--- start INPUT ---

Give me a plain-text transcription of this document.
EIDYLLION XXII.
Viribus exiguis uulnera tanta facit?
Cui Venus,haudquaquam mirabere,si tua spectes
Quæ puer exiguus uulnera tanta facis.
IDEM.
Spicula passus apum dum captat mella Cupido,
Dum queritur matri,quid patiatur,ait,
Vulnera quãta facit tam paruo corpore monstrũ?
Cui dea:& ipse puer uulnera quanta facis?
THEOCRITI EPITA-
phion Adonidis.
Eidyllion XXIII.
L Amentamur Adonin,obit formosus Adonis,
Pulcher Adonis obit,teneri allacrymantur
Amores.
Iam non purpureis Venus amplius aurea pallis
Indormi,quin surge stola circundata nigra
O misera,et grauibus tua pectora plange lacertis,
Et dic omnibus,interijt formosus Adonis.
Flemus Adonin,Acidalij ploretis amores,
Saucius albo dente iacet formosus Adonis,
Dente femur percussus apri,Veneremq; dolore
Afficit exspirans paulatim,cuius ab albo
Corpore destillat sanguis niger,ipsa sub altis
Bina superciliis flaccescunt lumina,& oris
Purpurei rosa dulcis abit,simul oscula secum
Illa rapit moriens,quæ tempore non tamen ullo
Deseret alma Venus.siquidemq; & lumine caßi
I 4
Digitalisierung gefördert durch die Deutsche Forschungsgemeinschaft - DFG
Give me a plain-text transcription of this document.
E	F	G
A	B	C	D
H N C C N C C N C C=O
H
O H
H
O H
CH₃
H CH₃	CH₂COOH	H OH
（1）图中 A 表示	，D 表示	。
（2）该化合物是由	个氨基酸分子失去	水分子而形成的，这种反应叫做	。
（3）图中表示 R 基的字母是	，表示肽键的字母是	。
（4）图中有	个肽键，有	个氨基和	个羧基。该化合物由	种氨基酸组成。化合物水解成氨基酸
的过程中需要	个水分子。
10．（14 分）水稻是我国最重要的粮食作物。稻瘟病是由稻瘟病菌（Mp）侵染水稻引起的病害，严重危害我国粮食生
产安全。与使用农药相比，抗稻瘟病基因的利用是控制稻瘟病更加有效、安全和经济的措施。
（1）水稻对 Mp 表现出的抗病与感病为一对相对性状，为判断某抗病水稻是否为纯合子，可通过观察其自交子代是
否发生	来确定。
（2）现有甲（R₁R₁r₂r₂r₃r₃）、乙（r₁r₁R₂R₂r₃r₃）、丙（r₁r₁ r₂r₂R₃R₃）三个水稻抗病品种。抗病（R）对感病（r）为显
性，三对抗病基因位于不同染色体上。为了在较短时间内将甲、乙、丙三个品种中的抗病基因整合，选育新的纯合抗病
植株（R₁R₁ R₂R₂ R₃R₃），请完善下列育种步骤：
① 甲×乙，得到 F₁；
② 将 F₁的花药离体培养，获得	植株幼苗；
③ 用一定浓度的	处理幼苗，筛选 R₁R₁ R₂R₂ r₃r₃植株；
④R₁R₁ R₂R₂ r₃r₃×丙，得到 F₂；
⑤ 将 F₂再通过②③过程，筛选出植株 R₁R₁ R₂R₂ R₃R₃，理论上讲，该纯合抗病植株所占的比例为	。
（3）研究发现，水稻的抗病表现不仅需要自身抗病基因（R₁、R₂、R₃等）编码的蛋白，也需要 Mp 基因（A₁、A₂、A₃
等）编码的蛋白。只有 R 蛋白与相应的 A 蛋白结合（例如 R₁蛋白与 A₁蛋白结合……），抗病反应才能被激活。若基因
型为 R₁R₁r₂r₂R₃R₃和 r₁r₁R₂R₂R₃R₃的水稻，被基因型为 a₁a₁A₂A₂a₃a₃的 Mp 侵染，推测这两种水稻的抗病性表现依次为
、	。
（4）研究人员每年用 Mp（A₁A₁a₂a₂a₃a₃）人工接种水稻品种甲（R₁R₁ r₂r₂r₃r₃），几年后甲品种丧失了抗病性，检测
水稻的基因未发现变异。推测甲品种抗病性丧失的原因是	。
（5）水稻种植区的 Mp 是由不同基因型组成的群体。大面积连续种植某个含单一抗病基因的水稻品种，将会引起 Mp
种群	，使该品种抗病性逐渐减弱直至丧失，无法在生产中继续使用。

--- end INPUT ---

▶ **WRITTEN EXERCISE**:
Go through the entries above and pull out each line with "facit" in it.

▶ **TASK ANSWER**:
Viribus exiguis uulnera tanta facit?
Vulnera quãta facit tam paruo corpore monstrũ?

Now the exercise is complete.